▶ [Exercise requirements]: Exactly reproduce each line of the listing that follows.

***** Given information

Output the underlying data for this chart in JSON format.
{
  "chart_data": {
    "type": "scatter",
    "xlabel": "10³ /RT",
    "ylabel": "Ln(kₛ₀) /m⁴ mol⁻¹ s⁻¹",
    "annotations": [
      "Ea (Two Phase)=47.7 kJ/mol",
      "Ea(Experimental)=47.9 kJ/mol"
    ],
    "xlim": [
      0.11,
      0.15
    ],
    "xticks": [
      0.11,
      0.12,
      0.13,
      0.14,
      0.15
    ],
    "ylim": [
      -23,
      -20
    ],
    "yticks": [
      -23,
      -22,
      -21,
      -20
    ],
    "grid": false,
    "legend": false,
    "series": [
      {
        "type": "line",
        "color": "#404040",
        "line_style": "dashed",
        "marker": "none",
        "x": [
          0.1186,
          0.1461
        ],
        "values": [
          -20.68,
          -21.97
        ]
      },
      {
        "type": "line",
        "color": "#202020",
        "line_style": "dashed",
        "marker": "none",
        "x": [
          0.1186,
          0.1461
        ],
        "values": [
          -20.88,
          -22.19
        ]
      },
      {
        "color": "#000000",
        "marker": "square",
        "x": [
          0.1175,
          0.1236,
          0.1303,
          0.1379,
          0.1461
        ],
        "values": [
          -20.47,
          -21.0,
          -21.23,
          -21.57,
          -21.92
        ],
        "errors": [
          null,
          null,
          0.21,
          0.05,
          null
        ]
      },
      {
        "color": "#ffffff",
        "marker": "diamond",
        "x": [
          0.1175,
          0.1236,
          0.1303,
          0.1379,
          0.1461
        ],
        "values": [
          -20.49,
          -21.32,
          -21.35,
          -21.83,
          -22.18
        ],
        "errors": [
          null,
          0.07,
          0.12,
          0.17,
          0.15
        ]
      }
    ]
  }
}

**********

▶ [Solution for this exercise]:
Output the underlying data for this chart in JSON format.
{
  "chart_data": {
    "type": "scatter",
    "xlabel": "10³ /RT",
    "ylabel": "Ln(kₛ₀) /m⁴ mol⁻¹ s⁻¹",
    "annotations": [
      "Ea (Two Phase)=47.7 kJ/mol",
      "Ea(Experimental)=47.9 kJ/mol"
    ],
    "xlim": [
      0.11,
      0.15
    ],
    "xticks": [
      0.11,
      0.12,
      0.13,
      0.14,
      0.15
    ],
    "ylim": [
      -23,
      -20
    ],
    "yticks": [
      -23,
      -22,
      -21,
      -20
    ],
    "grid": false,
    "legend": false,
    "series": [
      {
        "type": "line",
        "color": "#404040",
        "line_style": "dashed",
        "marker": "none",
        "x": [
          0.1186,
          0.1461
        ],
        "values": [
          -20.68,
          -21.97
        ]
      },
      {
        "type": "line",
        "color": "#202020",
        "line_style": "dashed",
        "marker": "none",
        "x": [
          0.1186,
          0.1461
        ],
        "values": [
          -20.88,
          -22.19
        ]
      },
      {
        "color": "#000000",
        "marker": "square",
        "x": [
          0.1175,
          0.1236,
          0.1303,
          0.1379,
          0.1461
        ],
        "values": [
          -20.47,
          -21.0,
          -21.23,
          -21.57,
          -21.92
        ],
        "errors": [
          null,
          null,
          0.21,
          0.05,
          null
        ]
      },
      {
        "color": "#ffffff",
        "marker": "diamond",
        "x": [
          0.1175,
          0.1236,
          0.1303,
          0.1379,
          0.1461
        ],
        "values": [
          -20.49,
          -21.32,
          -21.35,
          -21.83,
          -22.18
        ],
        "errors": [
          null,
          0.07,
          0.12,
          0.17,
          0.15
        ]
      }
    ]
  }
}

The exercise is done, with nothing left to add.